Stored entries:

* * * * *

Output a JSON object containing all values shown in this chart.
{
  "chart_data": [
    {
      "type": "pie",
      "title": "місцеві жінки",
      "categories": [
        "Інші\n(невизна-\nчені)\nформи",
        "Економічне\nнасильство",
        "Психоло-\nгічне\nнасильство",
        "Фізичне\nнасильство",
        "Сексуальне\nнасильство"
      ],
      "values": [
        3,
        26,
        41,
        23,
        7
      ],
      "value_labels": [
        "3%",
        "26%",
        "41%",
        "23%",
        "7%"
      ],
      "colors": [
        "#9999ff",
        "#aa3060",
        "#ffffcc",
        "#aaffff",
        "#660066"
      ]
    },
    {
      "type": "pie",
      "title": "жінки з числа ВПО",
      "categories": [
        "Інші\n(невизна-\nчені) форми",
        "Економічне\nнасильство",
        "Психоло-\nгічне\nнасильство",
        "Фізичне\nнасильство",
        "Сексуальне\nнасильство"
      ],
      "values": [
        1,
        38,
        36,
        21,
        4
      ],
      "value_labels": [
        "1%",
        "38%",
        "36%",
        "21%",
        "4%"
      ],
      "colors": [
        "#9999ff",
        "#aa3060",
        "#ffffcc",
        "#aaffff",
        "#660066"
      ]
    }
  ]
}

* * * * *

WHAT IS BEING ASKED :: Please reproduce the entire listing, exactly as shown.

RESULT OF THE EXERCISE ::
Output a JSON object containing all values shown in this chart.
{
  "chart_data": [
    {
      "type": "pie",
      "title": "місцеві жінки",
      "categories": [
        "Інші\n(невизна-\nчені)\nформи",
        "Економічне\nнасильство",
        "Психоло-\nгічне\nнасильство",
        "Фізичне\nнасильство",
        "Сексуальне\nнасильство"
      ],
      "values": [
        3,
        26,
        41,
        23,
        7
      ],
      "value_labels": [
        "3%",
        "26%",
        "41%",
        "23%",
        "7%"
      ],
      "colors": [
        "#9999ff",
        "#aa3060",
        "#ffffcc",
        "#aaffff",
        "#660066"
      ]
    },
    {
      "type": "pie",
      "title": "жінки з числа ВПО",
      "categories": [
        "Інші\n(невизна-\nчені) форми",
        "Економічне\nнасильство",
        "Психоло-\nгічне\nнасильство",
        "Фізичне\nнасильство",
        "Сексуальне\nнасильство"
      ],
      "values": [
        1,
        38,
        36,
        21,
        4
      ],
      "value_labels": [
        "1%",
        "38%",
        "36%",
        "21%",
        "4%"
      ],
      "colors": [
        "#9999ff",
        "#aa3060",
        "#ffffcc",
        "#aaffff",
        "#660066"
      ]
    }
  ]
}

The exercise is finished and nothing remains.